[Items from a figure collection]
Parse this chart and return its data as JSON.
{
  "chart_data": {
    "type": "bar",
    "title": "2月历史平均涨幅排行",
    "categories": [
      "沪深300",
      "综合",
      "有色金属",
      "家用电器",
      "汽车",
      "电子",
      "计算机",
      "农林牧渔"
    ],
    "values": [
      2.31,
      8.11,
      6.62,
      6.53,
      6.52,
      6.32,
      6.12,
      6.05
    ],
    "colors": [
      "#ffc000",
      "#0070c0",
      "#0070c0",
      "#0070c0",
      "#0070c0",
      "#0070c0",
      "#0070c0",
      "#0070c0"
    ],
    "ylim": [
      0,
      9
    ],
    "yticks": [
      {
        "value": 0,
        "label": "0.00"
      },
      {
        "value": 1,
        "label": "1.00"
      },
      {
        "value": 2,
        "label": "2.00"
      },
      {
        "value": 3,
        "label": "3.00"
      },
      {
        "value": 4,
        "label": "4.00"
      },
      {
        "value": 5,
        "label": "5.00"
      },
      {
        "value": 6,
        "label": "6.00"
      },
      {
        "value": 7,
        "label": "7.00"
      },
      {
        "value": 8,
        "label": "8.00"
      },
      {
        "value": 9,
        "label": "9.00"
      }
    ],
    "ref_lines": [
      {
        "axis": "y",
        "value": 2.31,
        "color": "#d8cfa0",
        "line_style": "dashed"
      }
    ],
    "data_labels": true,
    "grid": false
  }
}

» **Goal of the exercise**
Write the material out exactly, with nothing left out.

» **Full solution**
Parse this chart and return its data as JSON.
{
  "chart_data": {
    "type": "bar",
    "title": "2月历史平均涨幅排行",
    "categories": [
      "沪深300",
      "综合",
      "有色金属",
      "家用电器",
      "汽车",
      "电子",
      "计算机",
      "农林牧渔"
    ],
    "values": [
      2.31,
      8.11,
      6.62,
      6.53,
      6.52,
      6.32,
      6.12,
      6.05
    ],
    "colors": [
      "#ffc000",
      "#0070c0",
      "#0070c0",
      "#0070c0",
      "#0070c0",
      "#0070c0",
      "#0070c0",
      "#0070c0"
    ],
    "ylim": [
      0,
      9
    ],
    "yticks": [
      {
        "value": 0,
        "label": "0.00"
      },
      {
        "value": 1,
        "label": "1.00"
      },
      {
        "value": 2,
        "label": "2.00"
      },
      {
        "value": 3,
        "label": "3.00"
      },
      {
        "value": 4,
        "label": "4.00"
      },
      {
        "value": 5,
        "label": "5.00"
      },
      {
        "value": 6,
        "label": "6.00"
      },
      {
        "value": 7,
        "label": "7.00"
      },
      {
        "value": 8,
        "label": "8.00"
      },
      {
        "value": 9,
        "label": "9.00"
      }
    ],
    "ref_lines": [
      {
        "axis": "y",
        "value": 2.31,
        "color": "#d8cfa0",
        "line_style": "dashed"
      }
    ],
    "data_labels": true,
    "grid": false
  }
}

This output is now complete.